→ **What is being asked**
Find how many lines of the listing include the string "screenshot", and report only that figure.

→ **Stored data**
** BEGIN **

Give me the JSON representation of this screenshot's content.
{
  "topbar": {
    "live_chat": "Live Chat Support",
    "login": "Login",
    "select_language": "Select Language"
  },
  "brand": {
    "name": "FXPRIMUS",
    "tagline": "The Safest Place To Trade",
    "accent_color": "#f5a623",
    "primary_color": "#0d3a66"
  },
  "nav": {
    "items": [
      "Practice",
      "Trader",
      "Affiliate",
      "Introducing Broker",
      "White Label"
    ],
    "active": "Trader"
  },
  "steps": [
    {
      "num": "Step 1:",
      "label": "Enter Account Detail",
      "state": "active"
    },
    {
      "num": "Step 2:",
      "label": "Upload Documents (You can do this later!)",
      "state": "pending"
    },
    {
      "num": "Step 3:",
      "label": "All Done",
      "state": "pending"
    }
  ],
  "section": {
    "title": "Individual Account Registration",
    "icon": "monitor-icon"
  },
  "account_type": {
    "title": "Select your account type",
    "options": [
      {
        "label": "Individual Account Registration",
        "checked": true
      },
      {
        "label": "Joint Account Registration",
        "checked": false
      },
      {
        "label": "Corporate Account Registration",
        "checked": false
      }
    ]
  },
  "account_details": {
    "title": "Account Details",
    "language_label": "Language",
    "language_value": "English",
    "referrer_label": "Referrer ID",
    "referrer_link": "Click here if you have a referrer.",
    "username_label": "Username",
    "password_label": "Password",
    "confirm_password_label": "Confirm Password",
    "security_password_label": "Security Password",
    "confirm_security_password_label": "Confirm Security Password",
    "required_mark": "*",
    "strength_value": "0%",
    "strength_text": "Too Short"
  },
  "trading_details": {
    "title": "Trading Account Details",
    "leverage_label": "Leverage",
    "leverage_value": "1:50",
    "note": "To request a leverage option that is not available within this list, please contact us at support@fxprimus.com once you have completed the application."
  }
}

** END **
** BEGIN **

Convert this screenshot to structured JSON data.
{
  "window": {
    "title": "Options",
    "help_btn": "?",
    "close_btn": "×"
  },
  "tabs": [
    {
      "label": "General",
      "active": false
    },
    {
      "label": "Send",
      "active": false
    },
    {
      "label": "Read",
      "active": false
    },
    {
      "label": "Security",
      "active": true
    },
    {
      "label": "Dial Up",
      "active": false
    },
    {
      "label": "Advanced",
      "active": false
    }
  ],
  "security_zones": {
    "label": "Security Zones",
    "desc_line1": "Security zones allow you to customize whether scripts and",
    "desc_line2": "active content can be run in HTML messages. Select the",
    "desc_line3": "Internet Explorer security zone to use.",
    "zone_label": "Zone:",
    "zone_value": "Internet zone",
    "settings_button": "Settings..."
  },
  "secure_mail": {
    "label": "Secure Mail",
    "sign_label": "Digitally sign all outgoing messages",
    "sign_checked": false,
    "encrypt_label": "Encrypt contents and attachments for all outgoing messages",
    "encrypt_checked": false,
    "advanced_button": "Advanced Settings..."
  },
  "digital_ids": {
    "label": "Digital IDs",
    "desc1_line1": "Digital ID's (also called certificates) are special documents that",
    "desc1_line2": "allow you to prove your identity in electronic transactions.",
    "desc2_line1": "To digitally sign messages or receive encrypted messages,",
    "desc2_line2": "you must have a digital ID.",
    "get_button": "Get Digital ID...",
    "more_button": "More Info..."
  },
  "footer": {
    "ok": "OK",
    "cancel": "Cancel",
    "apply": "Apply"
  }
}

** END **

→ **Finished task**
2